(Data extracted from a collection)
--- Begin ---

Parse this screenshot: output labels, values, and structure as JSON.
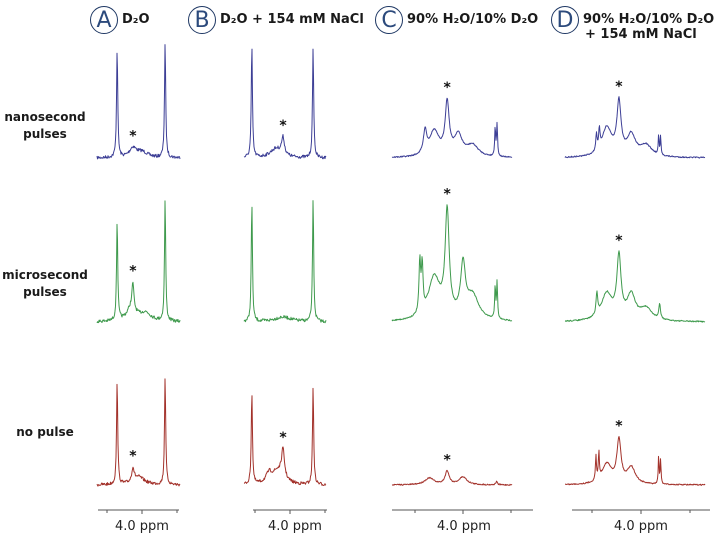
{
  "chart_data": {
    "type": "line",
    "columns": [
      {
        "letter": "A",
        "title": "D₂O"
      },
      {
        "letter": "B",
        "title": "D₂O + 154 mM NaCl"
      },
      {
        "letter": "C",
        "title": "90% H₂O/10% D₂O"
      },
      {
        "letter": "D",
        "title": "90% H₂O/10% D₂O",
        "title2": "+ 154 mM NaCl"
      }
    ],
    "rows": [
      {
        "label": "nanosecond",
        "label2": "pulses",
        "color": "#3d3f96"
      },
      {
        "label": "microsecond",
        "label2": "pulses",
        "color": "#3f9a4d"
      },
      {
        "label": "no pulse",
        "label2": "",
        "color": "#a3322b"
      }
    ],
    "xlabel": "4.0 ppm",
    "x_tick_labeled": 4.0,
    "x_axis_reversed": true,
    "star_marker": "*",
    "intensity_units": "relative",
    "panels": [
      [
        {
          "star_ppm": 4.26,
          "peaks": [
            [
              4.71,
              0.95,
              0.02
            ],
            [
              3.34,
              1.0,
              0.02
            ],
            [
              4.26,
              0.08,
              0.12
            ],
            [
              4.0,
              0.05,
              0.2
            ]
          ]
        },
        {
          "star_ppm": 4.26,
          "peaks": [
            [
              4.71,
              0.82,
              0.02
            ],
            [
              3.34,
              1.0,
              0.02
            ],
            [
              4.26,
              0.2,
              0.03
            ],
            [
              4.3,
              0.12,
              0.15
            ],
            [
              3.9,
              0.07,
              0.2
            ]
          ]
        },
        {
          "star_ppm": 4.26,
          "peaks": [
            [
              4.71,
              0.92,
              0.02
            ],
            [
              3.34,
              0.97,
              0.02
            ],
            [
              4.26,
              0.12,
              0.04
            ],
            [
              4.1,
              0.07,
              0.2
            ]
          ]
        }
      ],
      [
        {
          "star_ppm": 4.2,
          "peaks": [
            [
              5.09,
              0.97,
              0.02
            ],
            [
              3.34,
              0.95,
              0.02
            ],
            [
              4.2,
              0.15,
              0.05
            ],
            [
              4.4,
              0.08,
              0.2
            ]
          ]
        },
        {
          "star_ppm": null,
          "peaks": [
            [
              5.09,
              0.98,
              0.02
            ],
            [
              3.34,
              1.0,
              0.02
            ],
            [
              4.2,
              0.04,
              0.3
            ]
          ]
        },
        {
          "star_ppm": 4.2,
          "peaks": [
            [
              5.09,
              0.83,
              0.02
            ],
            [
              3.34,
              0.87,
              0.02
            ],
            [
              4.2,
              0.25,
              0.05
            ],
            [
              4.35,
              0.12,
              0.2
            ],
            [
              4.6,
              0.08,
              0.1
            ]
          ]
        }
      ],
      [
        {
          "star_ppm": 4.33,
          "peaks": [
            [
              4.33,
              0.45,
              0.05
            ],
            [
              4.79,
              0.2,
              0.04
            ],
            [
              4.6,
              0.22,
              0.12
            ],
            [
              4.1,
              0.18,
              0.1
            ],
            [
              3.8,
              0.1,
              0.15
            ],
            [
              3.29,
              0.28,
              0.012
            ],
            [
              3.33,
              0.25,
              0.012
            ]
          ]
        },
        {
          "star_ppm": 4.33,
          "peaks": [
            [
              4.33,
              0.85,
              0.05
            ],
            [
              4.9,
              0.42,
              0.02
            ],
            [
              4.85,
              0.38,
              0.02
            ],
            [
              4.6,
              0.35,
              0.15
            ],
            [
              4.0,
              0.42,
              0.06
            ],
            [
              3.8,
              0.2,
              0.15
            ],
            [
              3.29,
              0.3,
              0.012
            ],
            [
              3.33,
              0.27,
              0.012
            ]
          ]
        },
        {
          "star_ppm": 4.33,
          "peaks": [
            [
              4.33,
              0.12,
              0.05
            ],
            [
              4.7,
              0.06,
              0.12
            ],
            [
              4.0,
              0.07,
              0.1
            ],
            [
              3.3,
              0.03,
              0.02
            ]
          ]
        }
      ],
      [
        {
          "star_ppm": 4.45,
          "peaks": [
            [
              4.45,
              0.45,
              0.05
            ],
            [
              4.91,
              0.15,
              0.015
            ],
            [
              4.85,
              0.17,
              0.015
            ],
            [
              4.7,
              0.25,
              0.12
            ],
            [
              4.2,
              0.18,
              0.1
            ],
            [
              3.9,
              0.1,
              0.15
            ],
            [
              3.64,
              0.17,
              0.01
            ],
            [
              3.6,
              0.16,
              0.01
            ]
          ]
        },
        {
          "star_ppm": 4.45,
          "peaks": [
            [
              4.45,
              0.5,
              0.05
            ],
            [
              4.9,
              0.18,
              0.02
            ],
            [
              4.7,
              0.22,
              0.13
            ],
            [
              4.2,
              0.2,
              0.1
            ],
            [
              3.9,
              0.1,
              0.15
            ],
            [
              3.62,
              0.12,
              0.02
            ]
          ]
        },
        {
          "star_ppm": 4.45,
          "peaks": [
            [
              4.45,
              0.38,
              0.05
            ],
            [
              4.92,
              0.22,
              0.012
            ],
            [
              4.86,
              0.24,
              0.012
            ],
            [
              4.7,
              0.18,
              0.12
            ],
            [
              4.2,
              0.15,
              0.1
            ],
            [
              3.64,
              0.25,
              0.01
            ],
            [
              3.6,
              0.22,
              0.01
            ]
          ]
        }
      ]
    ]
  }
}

--- End ---

Task goal » In your copy, leave out the pictures and reproduce the material above exactly.

Task output »
Parse this screenshot: output labels, values, and structure as JSON.
{
  "chart_data": {
    "type": "line",
    "columns": [
      {
        "letter": "A",
        "title": "D₂O"
      },
      {
        "letter": "B",
        "title": "D₂O + 154 mM NaCl"
      },
      {
        "letter": "C",
        "title": "90% H₂O/10% D₂O"
      },
      {
        "letter": "D",
        "title": "90% H₂O/10% D₂O",
        "title2": "+ 154 mM NaCl"
      }
    ],
    "rows": [
      {
        "label": "nanosecond",
        "label2": "pulses",
        "color": "#3d3f96"
      },
      {
        "label": "microsecond",
        "label2": "pulses",
        "color": "#3f9a4d"
      },
      {
        "label": "no pulse",
        "label2": "",
        "color": "#a3322b"
      }
    ],
    "xlabel": "4.0 ppm",
    "x_tick_labeled": 4.0,
    "x_axis_reversed": true,
    "star_marker": "*",
    "intensity_units": "relative",
    "panels": [
      [
        {
          "star_ppm": 4.26,
          "peaks": [
            [
              4.71,
              0.95,
              0.02
            ],
            [
              3.34,
              1.0,
              0.02
            ],
            [
              4.26,
              0.08,
              0.12
            ],
            [
              4.0,
              0.05,
              0.2
            ]
          ]
        },
        {
          "star_ppm": 4.26,
          "peaks": [
            [
              4.71,
              0.82,
              0.02
            ],
            [
              3.34,
              1.0,
              0.02
            ],
            [
              4.26,
              0.2,
              0.03
            ],
            [
              4.3,
              0.12,
              0.15
            ],
            [
              3.9,
              0.07,
              0.2
            ]
          ]
        },
        {
          "star_ppm": 4.26,
          "peaks": [
            [
              4.71,
              0.92,
              0.02
            ],
            [
              3.34,
              0.97,
              0.02
            ],
            [
              4.26,
              0.12,
              0.04
            ],
            [
              4.1,
              0.07,
              0.2
            ]
          ]
        }
      ],
      [
        {
          "star_ppm": 4.2,
          "peaks": [
            [
              5.09,
              0.97,
              0.02
            ],
            [
              3.34,
              0.95,
              0.02
            ],
            [
              4.2,
              0.15,
              0.05
            ],
            [
              4.4,
              0.08,
              0.2
            ]
          ]
        },
        {
          "star_ppm": null,
          "peaks": [
            [
              5.09,
              0.98,
              0.02
            ],
            [
              3.34,
              1.0,
              0.02
            ],
            [
              4.2,
              0.04,
              0.3
            ]
          ]
        },
        {
          "star_ppm": 4.2,
          "peaks": [
            [
              5.09,
              0.83,
              0.02
            ],
            [
              3.34,
              0.87,
              0.02
            ],
            [
              4.2,
              0.25,
              0.05
            ],
            [
              4.35,
              0.12,
              0.2
            ],
            [
              4.6,
              0.08,
              0.1
            ]
          ]
        }
      ],
      [
        {
          "star_ppm": 4.33,
          "peaks": [
            [
              4.33,
              0.45,
              0.05
            ],
            [
              4.79,
              0.2,
              0.04
            ],
            [
              4.6,
              0.22,
              0.12
            ],
            [
              4.1,
              0.18,
              0.1
            ],
            [
              3.8,
              0.1,
              0.15
            ],
            [
              3.29,
              0.28,
              0.012
            ],
            [
              3.33,
              0.25,
              0.012
            ]
          ]
        },
        {
          "star_ppm": 4.33,
          "peaks": [
            [
              4.33,
              0.85,
              0.05
            ],
            [
              4.9,
              0.42,
              0.02
            ],
            [
              4.85,
              0.38,
              0.02
            ],
            [
              4.6,
              0.35,
              0.15
            ],
            [
              4.0,
              0.42,
              0.06
            ],
            [
              3.8,
              0.2,
              0.15
            ],
            [
              3.29,
              0.3,
              0.012
            ],
            [
              3.33,
              0.27,
              0.012
            ]
          ]
        },
        {
          "star_ppm": 4.33,
          "peaks": [
            [
              4.33,
              0.12,
              0.05
            ],
            [
              4.7,
              0.06,
              0.12
            ],
            [
              4.0,
              0.07,
              0.1
            ],
            [
              3.3,
              0.03,
              0.02
            ]
          ]
        }
      ],
      [
        {
          "star_ppm": 4.45,
          "peaks": [
            [
              4.45,
              0.45,
              0.05
            ],
            [
              4.91,
              0.15,
              0.015
            ],
            [
              4.85,
              0.17,
              0.015
            ],
            [
              4.7,
              0.25,
              0.12
            ],
            [
              4.2,
              0.18,
              0.1
            ],
            [
              3.9,
              0.1,
              0.15
            ],
            [
              3.64,
              0.17,
              0.01
            ],
            [
              3.6,
              0.16,
              0.01
            ]
          ]
        },
        {
          "star_ppm": 4.45,
          "peaks": [
            [
              4.45,
              0.5,
              0.05
            ],
            [
              4.9,
              0.18,
              0.02
            ],
            [
              4.7,
              0.22,
              0.13
            ],
            [
              4.2,
              0.2,
              0.1
            ],
            [
              3.9,
              0.1,
              0.15
            ],
            [
              3.62,
              0.12,
              0.02
            ]
          ]
        },
        {
          "star_ppm": 4.45,
          "peaks": [
            [
              4.45,
              0.38,
              0.05
            ],
            [
              4.92,
              0.22,
              0.012
            ],
            [
              4.86,
              0.24,
              0.012
            ],
            [
              4.7,
              0.18,
              0.12
            ],
            [
              4.2,
              0.15,
              0.1
            ],
            [
              3.64,
              0.25,
              0.01
            ],
            [
              3.6,
              0.22,
              0.01
            ]
          ]
        }
      ]
    ]
  }
}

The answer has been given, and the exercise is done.